■ **Written task 1**:
Please list every type of moving average that the Bayesian Trend Indicator post names.

■ **Document text**:
Author Message:
Overview:
In probability theory and statistics, Bayes' theorem (alternatively Bayes' law or Bayes' rule), named after Thomas Bayes, describes the probability of an event, based on prior knowledge of conditions that might be related to the event.
The "Bayesian Trend Indicator" is a sophisticated technical analysis tool designed to assess the direction of price trends in financial markets. It combines the principles of Bayesian probability theory with moving average analysis to provide traders with a comprehensive understanding of market sentiment and potential trend reversals.
At its core, the indicator utilizes multiple moving averages, including the Exponential Moving Average (EMA), Simple Moving Average (SMA), Double Exponential Moving Average (DEMA), and Volume Weighted Moving Average (VWMA). These moving averages are calculated based on user-defined parameters such as length and gap length, allowing traders to customize the indicator to suit their trading strategies and preferences.
find more: https://www.tradingview.com/v/rVEhAQDO/
CODE:
CSS:
#// This Pine Script™ code is subject to the terms of the Mozilla Public License 2.0 at https://mozilla.org/MPL
#// © ChartPrime
#gap_length = "Determines the difference in lengths between the slow and fast moving averages. A higher gap length will increase the difference, potentially identifying stronger trend signals"
#gap = "Defines the gap used for the smoothed gradient signal function. This parameter affects the sensitivity of the trend signals by setting the number of bars used in the signal calculations."

■ **Data excerpts**:
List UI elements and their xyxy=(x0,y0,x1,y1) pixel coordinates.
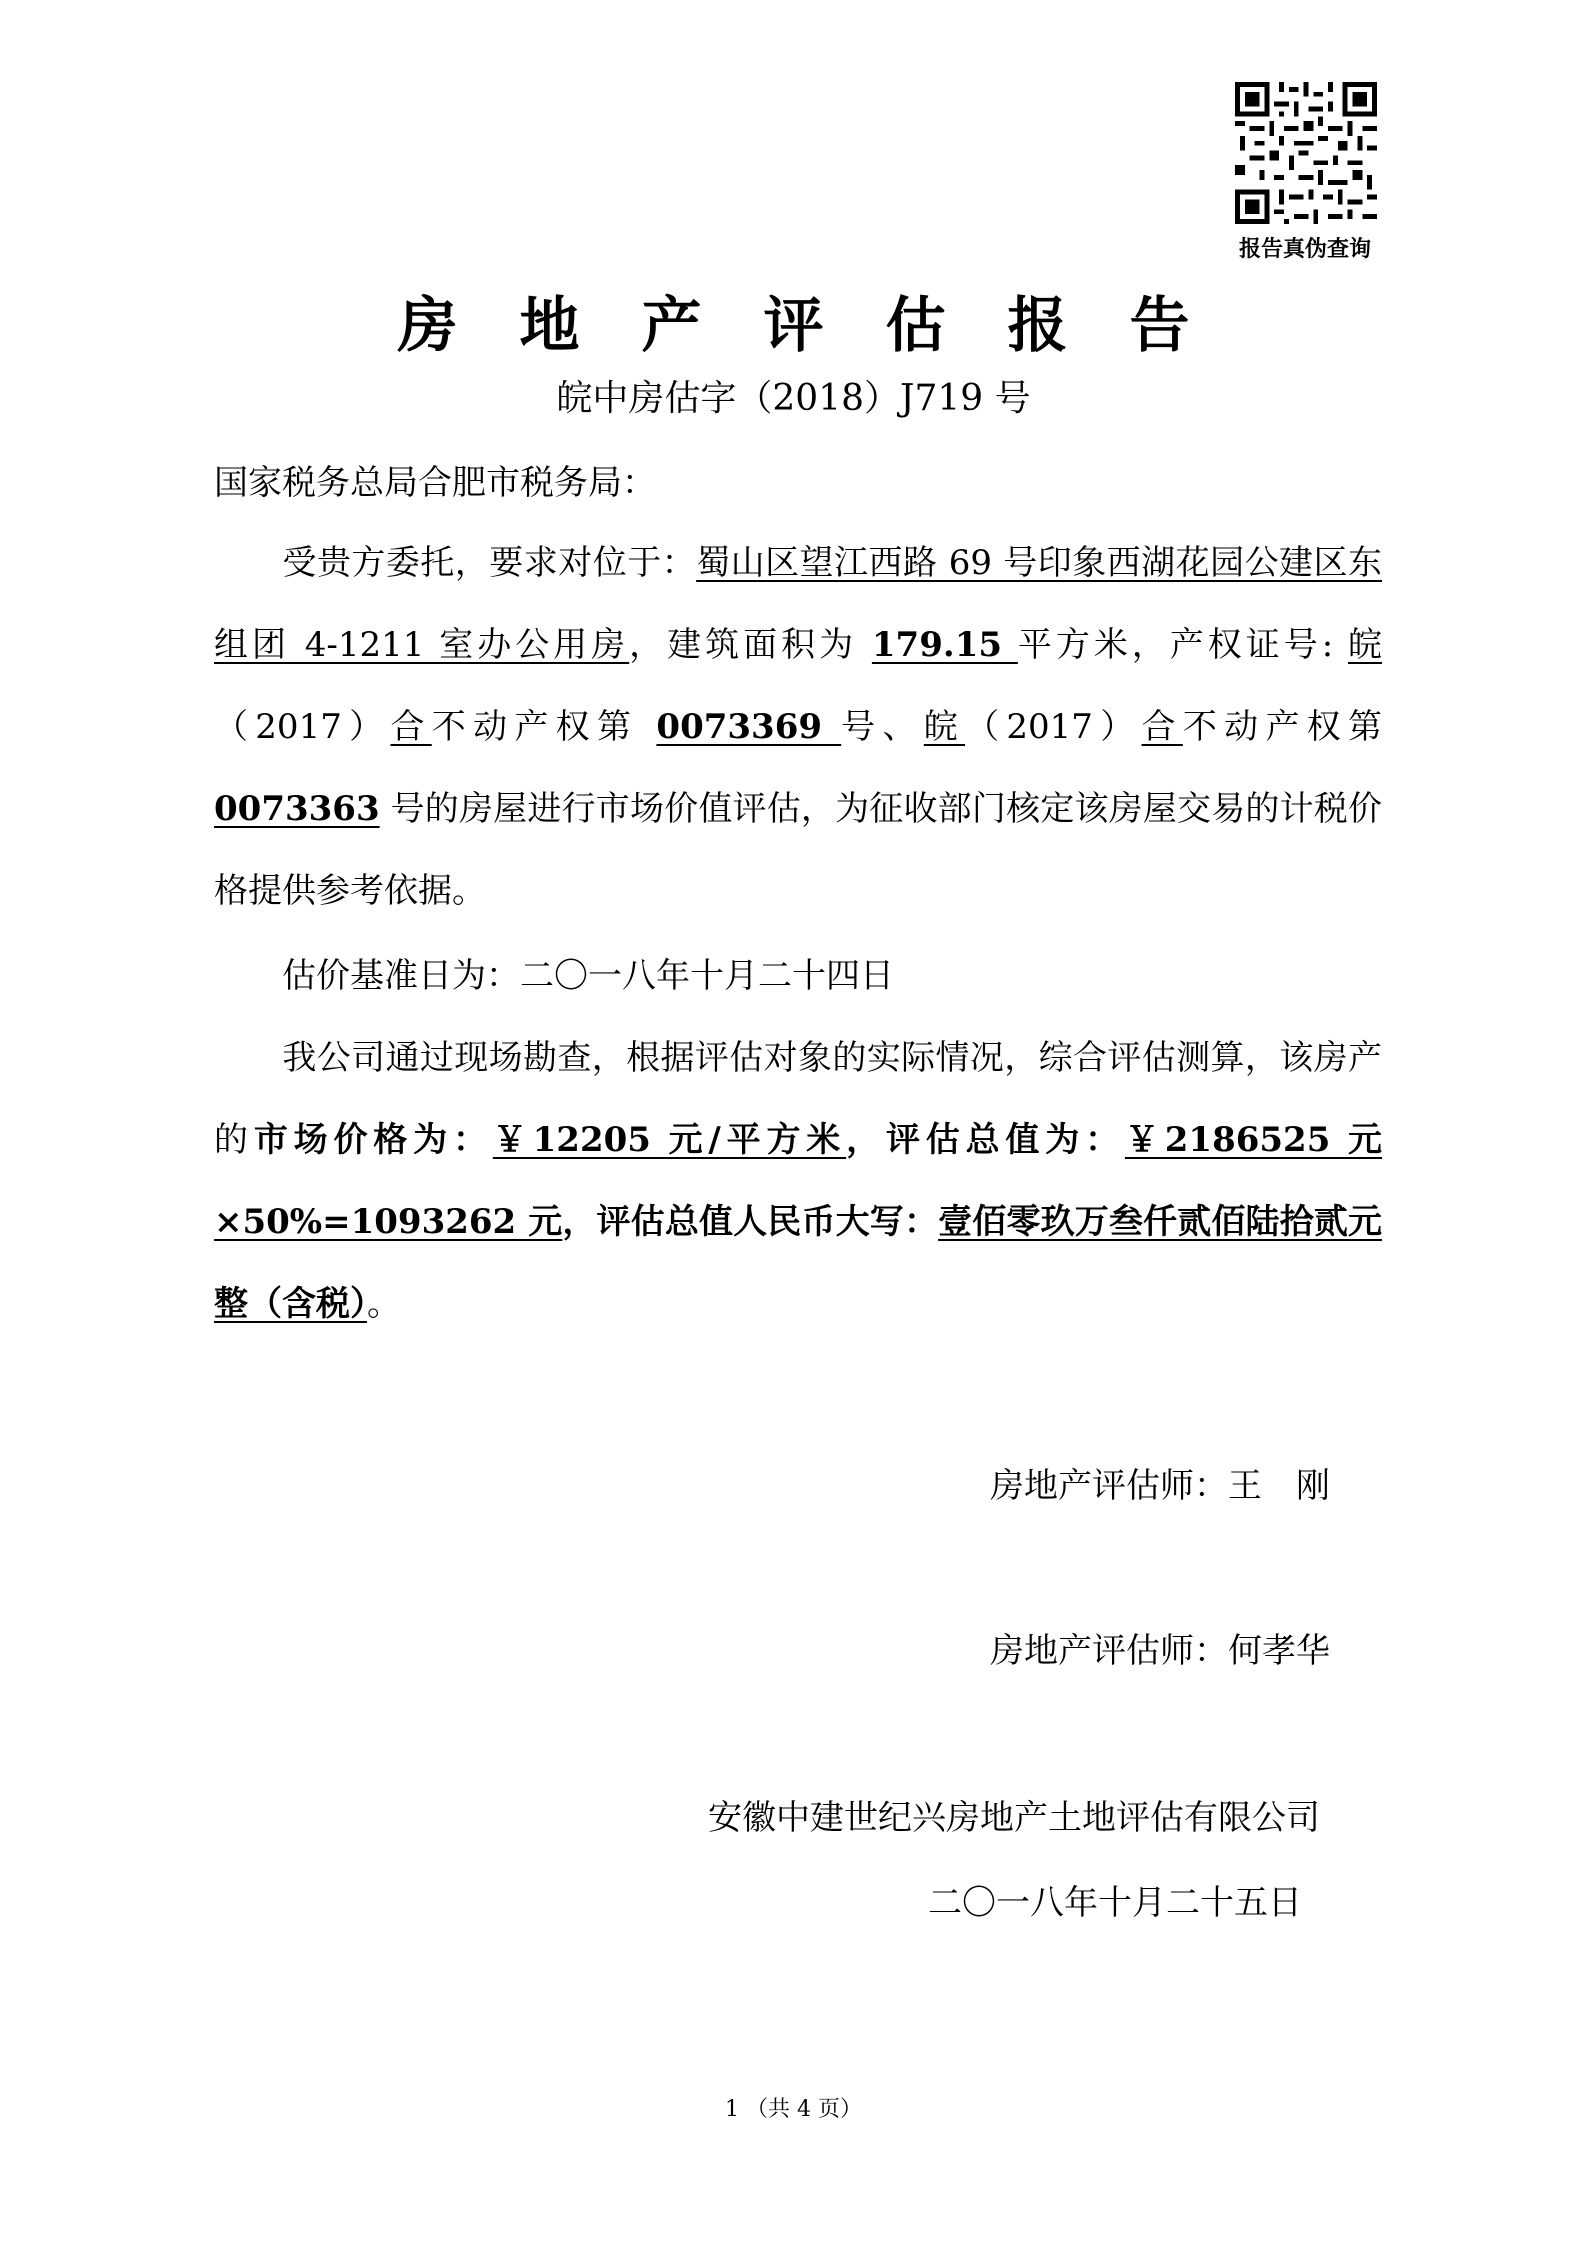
property-address: 蜀山区望江西路 69 号印象西湖花园公建区东组团 4-1211 室办公用房 xyxy=(214,543,1382,665)
certificate-number-1: 0073369 xyxy=(656,707,842,747)
unit-price: ￥12205 元/平方米 xyxy=(492,1120,847,1160)
qr-caption: 报告真伪查询 xyxy=(1238,236,1371,262)
paragraph-valuation-date: 估价基准日为：二〇一八年十月二十四日 xyxy=(282,956,894,996)
appraiser-2: 房地产评估师：何孝华 xyxy=(990,1631,1330,1671)
certificate-number-2: 0073363 xyxy=(214,789,380,829)
total-value-in-words: 壹佰零玖万叁仟贰佰陆拾贰元整（含税） xyxy=(214,1202,1383,1324)
page-footer: 1 （共 4 页） xyxy=(725,2097,862,2122)
qr-code xyxy=(1235,82,1377,224)
report-title: 房地产评估报告 xyxy=(397,291,1252,361)
addressee: 国家税务总局合肥市税务局： xyxy=(214,463,656,503)
building-area: 179.15 xyxy=(871,625,1018,665)
paragraph-valuation-result: 我公司通过现场勘查，根据评估对象的实际情况，综合评估测算，该房产的市场价格为：￥12205 元/平方米，评估总值为：￥2186525 元×50%=1093262 元，评估总值人民币大写：壹佰零玖万叁仟贰佰陆拾贰元整（含税）。 xyxy=(214,1038,1383,1324)
total-value: ￥2186525 元×50%=1093262 元 xyxy=(214,1120,1383,1242)
appraiser-1: 房地产评估师：王 刚 xyxy=(990,1466,1330,1506)
company-name: 安徽中建世纪兴房地产土地评估有限公司 xyxy=(708,1798,1320,1838)
paragraph-commission: 受贵方委托，要求对位于：蜀山区望江西路 69 号印象西湖花园公建区东组团 4-1211 室办公用房，建筑面积为 179.15 平方米，产权证号: 皖（2017）合不动产权第 0073369 号、皖（2017）合不动产权第 0073363 号的房屋进行市场价值评估，为征收部门核定该房屋交易的计税价格提供参考依据。 xyxy=(214,543,1383,911)
document-number: 皖中房估字（2018）J719 号 xyxy=(556,378,1031,419)
report-date: 二〇一八年十月二十五日 xyxy=(928,1883,1302,1923)
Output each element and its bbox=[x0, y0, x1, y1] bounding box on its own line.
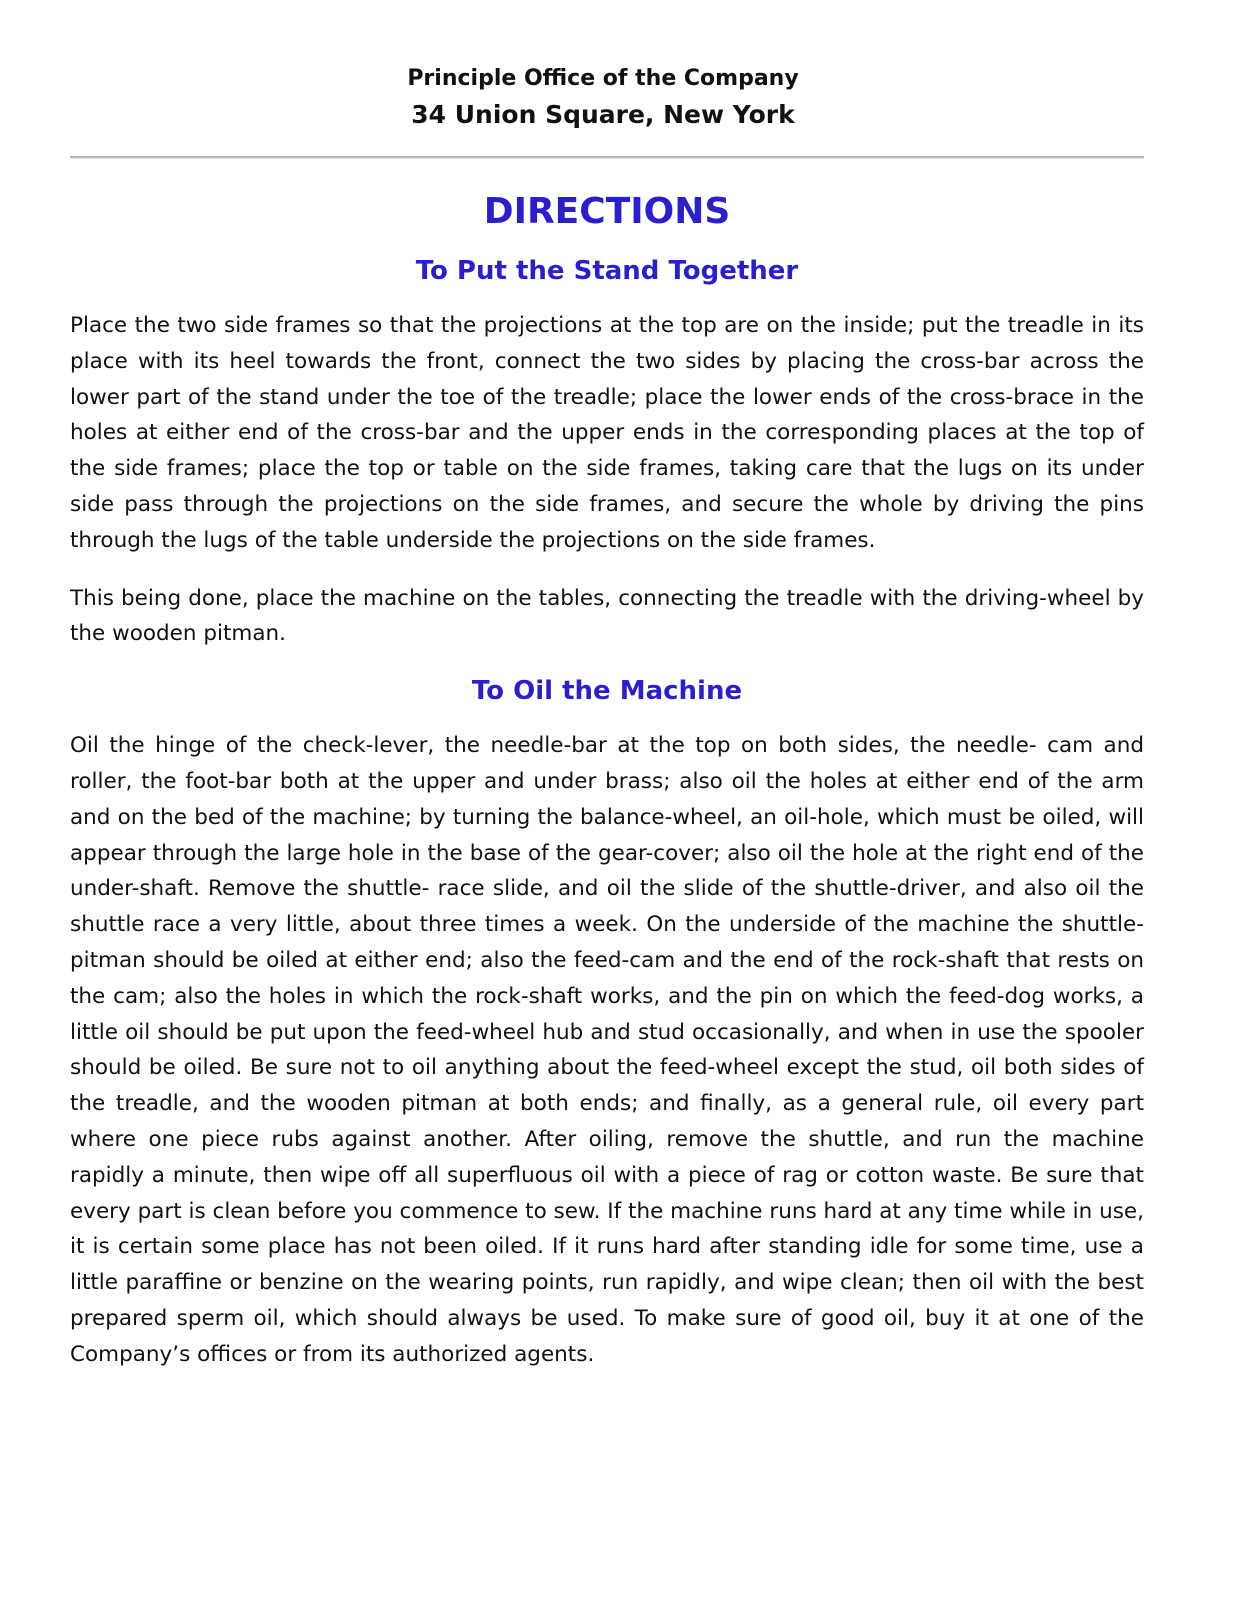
office-label: Principle Office of the Company bbox=[407, 66, 799, 91]
section-heading-stand: To Put the Stand Together bbox=[415, 256, 799, 286]
paragraph-stand-2: This being done, place the machine on the tables, connecting the treadle with the driving-wheel by the wooden pitman. bbox=[70, 585, 1144, 647]
page-title: DIRECTIONS bbox=[483, 191, 731, 232]
header-divider bbox=[70, 156, 1144, 158]
paragraph-stand-1: Place the two side frames so that the projections at the top are on the inside; put the treadle in its place with its heel towards the front, connect the two sides by placing the cross-bar across the lower part of the stand under the toe of the treadle; place the lower ends of the cross-brace in the holes at either end of the cross-bar and the upper ends in the corresponding places at the top of the side frames; place the top or table on the side frames, taking care that the lugs on its under side pass through the projections on the side frames, and secure the whole by driving the pins through the lugs of the table underside the projections on the side frames. bbox=[70, 313, 1144, 553]
section-heading-oil: To Oil the Machine bbox=[471, 676, 743, 707]
letterhead bbox=[62, 0, 1144, 134]
paragraph-oil-1: Oil the hinge of the check-lever, the needle-bar at the top on both sides, the needle- cam and roller, the foot-bar both at the upper and under brass; also oil the holes at either end of the arm and on the bed of the machine; by turning the balance-wheel, an oil-hole, which must be oiled, will appear through the large hole in the base of the gear-cover; also oil the hole at the right end of the under-shaft. Remove the shuttle- race slide, and oil the slide of the shuttle-driver, and also oil the shuttle race a very little, about three times a week. On the underside of the machine the shuttle-pitman should be oiled at either end; also the feed-cam and the end of the rock-shaft that rests on the cam; also the holes in which the rock-shaft works, and the pin on which the feed-dog works, a little oil should be put upon the feed-wheel hub and stud occasionally, and when in use the spooler should be oiled. Be sure not to oil anything about the feed-wheel except the stud, oil both sides of the treadle, and the wooden pitman at both ends; and finally, as a general rule, oil every part where one piece rubs against another. After oiling, remove the shuttle, and run the machine rapidly a minute, then wipe off all superfluous oil with a piece of rag or cotton waste. Be sure that every part is clean before you commence to sew. If the machine runs hard at any time while in use, it is certain some place has not been oiled. If it runs hard after standing idle for some time, use a little paraffine or benzine on the wearing points, run rapidly, and wipe clean; then oil with the best prepared sperm oil, which should always be used. To make sure of good oil, buy it at one of the Company’s offices or from its authorized agents. bbox=[70, 733, 1144, 1367]
office-address: 34 Union Square, New York bbox=[411, 100, 795, 129]
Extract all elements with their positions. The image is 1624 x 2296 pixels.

■ **Written task 2**:
Put the part of the records that opens with the line containing "property-address: 蜀山区望江西路 69" and closes with the line containing "company-name: 安徽中建世纪兴房地产土地评估有限公司 xyxy=(708,1798,1320,1838)" into a Markdown table. Use the columns Row and Record line, numbering each line and leaving out blank lines.

■ **Correct result 1**:
- Exponential Moving Average (EMA)
- Simple Moving Average (SMA)
- Double Exponential Moving Average (DEMA)
- Volume Weighted Moving Average (VWMA)

■ **Correct result 2**:
| Row | Record line |
|---|---|
| 1 | property-address: 蜀山区望江西路 69 号印象西湖花园公建区东组团 4-1211 室办公用房 xyxy=(214,543,1382,665) |
| 2 | certificate-number-1: 0073369 xyxy=(656,707,842,747) |
| 3 | unit-price: ￥12205 元/平方米 xyxy=(492,1120,847,1160) |
| 4 | qr-caption: 报告真伪查询 xyxy=(1238,236,1371,262) |
| 5 | paragraph-valuation-date: 估价基准日为：二〇一八年十月二十四日 xyxy=(282,956,894,996) |
| 6 | appraiser-2: 房地产评估师：何孝华 xyxy=(990,1631,1330,1671) |
| 7 | certificate-number-2: 0073363 xyxy=(214,789,380,829) |
| 8 | total-value-in-words: 壹佰零玖万叁仟贰佰陆拾贰元整（含税） xyxy=(214,1202,1383,1324) |
| 9 | page-footer: 1 （共 4 页） xyxy=(725,2097,862,2122) |
| 10 | qr-code xyxy=(1235,82,1377,224) |
| 11 | report-title: 房地产评估报告 xyxy=(397,291,1252,361) |
| 12 | addressee: 国家税务总局合肥市税务局： xyxy=(214,463,656,503) |
| 13 | building-area: 179.15 xyxy=(871,625,1018,665) |
| 14 | paragraph-valuation-result: 我公司通过现场勘查，根据评估对象的实际情况，综合评估测算，该房产的市场价格为：￥12205 元/平方米，评估总值为：￥2186525 元×50%=1093262 元，评估总值人民币大写：壹佰零玖万叁仟贰佰陆拾贰元整（含税）。 xyxy=(214,1038,1383,1324) |
| 15 | total-value: ￥2186525 元×50%=1093262 元 xyxy=(214,1120,1383,1242) |
| 16 | appraiser-1: 房地产评估师：王 刚 xyxy=(990,1466,1330,1506) |
| 17 | company-name: 安徽中建世纪兴房地产土地评估有限公司 xyxy=(708,1798,1320,1838) |